Oui, tout ce qui contribue à la santé de la mère et à la réduction de la mortalité est favorable. Une législation élargie permettrait de prévenir les avortements clandestins et d’encourager les jeunes filles à se faire consulter dans des hôpitaux. L’éducation parentale est également importante pour aider les jeunes à comprendre les risques liés à la sexualité et à la reproduction.
Comment cette loi pourrait-elle contribuer à la réduction de la mortalité maternelle et infantile en Côte d’Ivoire ?
Elle permettrait de réduire les avortements clandestins en offrant un cadre sécurisé pour les femmes. De plus, elle éviterait des situations extrêmes où des jeunes filles, par exemple, victimes de violences, ne trouvent pas d’autre solution que le suicide ou des pratiques dangereuses. Une loi claire et protectrice serait un soutien crucial pour prévenir de tels drames.
Comment cela pourra se faire concrètement ?
Si un cadre légal sécurisé existe pour la jeune fille, lorsqu’elle remarque un retard de ses règles, elle pourrait se rendre à l’hôpital sans crainte. Une telle loi permettrait aux jeunes filles de s’exprimer librement, et le personnel de santé pourrait déterminer ce qui est normal ou non. Par exemple, on pourrait lui dire par exemple que tu es enceinte, et bien que tu ne désires pas cette grossesse, la loi ne te permet pas de l’interrompre. Cependant, des assistantes sociales pourront t’accompagner et te soutenir.
Ici nous parlons d’avortement sécurisé…
Lorsqu’on parle d’avortement sûr et sécurisé, il ne s’agit pas seulement de pratiquer l’acte, mais aussi d’aider les jeunes filles à poursuivre leur grossesse jusqu’à terme, si possible. De nombreuses femmes ont été accompagnées pour mener à bien leur grossesse, puis ont été mises sous contraception pour choisir le moment de leur prochaine grossesse. Cela permettrait de réduire le nombre d’avortements et d’augmenter le taux de prévalence contraceptive.
Aujourd’hui, certaines prennent des médicaments après chaque avortement, ce qui peut endommager leur santé. Si elles avaient accès à des conseils appropriés et à des méthodes contraceptives dès la première consultation, cela réduirait les avortements et préserverait leur santé. Certaines jeunes filles utilisent des pilules chaque mois pour avorter. Pourtant, si elles pouvaient consulter une sage-femme en toute confidentialité, elles pourraient se voir proposer des méthodes contraceptives adaptées à leur situation.

• • • •

* [QUESTIONS]
1 – D'après l'extrait, qui pourrait accompagner et soutenir une jeune fille enceinte lorsque la loi ne lui permet pas d'interrompre sa grossesse ?
2 – Reproduisez le passage de l'extrait compris entre « Comment cela pourra » et « et te soutenir. », ces mots inclus.
3 – Relevez dans l'extrait toutes les catégories de professionnels vers lesquelles les jeunes filles pourraient se tourner.

Items issus d'une collection:
• • • •

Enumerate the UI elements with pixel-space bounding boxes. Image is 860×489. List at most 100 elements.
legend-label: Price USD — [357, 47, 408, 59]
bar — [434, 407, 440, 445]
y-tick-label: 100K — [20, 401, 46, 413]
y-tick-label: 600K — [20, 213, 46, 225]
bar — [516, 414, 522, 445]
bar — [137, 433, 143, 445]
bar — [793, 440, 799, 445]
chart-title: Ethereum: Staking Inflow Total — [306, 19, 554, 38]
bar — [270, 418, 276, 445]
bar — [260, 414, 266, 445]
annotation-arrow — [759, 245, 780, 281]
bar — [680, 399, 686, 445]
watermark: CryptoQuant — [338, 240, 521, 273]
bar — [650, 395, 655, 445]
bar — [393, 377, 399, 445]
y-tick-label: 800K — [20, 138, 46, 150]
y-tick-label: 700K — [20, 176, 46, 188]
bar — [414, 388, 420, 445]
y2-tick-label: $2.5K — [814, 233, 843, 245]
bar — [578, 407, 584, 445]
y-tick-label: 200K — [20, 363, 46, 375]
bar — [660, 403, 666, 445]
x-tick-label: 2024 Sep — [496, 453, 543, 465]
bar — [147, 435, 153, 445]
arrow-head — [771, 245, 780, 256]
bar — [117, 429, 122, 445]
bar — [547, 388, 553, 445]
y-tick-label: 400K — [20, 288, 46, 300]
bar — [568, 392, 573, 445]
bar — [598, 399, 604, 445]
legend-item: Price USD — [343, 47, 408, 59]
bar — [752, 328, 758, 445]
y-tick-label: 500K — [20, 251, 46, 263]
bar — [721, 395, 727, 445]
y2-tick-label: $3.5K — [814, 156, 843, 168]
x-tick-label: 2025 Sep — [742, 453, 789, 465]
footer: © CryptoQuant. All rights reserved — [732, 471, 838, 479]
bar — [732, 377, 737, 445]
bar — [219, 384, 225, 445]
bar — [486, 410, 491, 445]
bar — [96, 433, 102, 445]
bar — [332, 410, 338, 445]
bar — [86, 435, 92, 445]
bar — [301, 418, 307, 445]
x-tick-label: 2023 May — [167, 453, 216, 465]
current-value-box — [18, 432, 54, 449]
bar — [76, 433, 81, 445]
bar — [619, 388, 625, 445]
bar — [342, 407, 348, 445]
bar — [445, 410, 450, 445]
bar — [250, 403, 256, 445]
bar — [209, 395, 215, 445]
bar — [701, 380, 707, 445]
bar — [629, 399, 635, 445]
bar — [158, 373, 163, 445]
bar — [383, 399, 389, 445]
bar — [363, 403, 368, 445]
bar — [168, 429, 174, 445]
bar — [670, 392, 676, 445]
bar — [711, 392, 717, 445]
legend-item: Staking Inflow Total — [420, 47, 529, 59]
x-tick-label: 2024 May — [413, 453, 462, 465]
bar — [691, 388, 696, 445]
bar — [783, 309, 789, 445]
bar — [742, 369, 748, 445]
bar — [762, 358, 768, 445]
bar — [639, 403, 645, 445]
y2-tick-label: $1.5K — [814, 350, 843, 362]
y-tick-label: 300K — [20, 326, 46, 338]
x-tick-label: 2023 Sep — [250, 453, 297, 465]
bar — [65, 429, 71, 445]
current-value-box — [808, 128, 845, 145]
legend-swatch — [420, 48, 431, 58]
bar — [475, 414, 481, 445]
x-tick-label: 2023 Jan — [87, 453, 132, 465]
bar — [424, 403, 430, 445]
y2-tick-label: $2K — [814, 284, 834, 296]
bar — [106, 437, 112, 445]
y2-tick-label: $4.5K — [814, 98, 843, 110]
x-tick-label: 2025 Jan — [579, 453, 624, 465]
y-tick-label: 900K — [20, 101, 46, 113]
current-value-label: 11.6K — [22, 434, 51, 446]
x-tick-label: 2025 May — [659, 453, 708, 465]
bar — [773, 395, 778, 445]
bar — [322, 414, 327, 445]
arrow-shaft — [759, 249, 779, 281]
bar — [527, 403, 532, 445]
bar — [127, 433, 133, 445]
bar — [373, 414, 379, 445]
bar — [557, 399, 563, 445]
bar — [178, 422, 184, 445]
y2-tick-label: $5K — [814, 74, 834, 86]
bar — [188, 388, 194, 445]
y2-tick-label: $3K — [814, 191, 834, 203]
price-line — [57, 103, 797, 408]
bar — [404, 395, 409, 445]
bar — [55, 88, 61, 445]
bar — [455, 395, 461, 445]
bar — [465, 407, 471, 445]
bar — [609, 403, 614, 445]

• • • •

* [CORRIGÉ]
1 – Des assistantes sociales.

2 –
Comment cela pourra se faire concrètement ?
Si un cadre légal sécurisé existe pour la jeune fille, lorsqu’elle remarque un retard de ses règles, elle pourrait se rendre à l’hôpital sans crainte. Une telle loi permettrait aux jeunes filles de s’exprimer librement, et le personnel de santé pourrait déterminer ce qui est normal ou non. Par exemple, on pourrait lui dire par exemple que tu es enceinte, et bien que tu ne désires pas cette grossesse, la loi ne te permet pas de l’interrompre. Cependant, des assistantes sociales pourront t’accompagner et te soutenir.

3 – Le personnel de santé, des assistantes sociales, une sage-femme.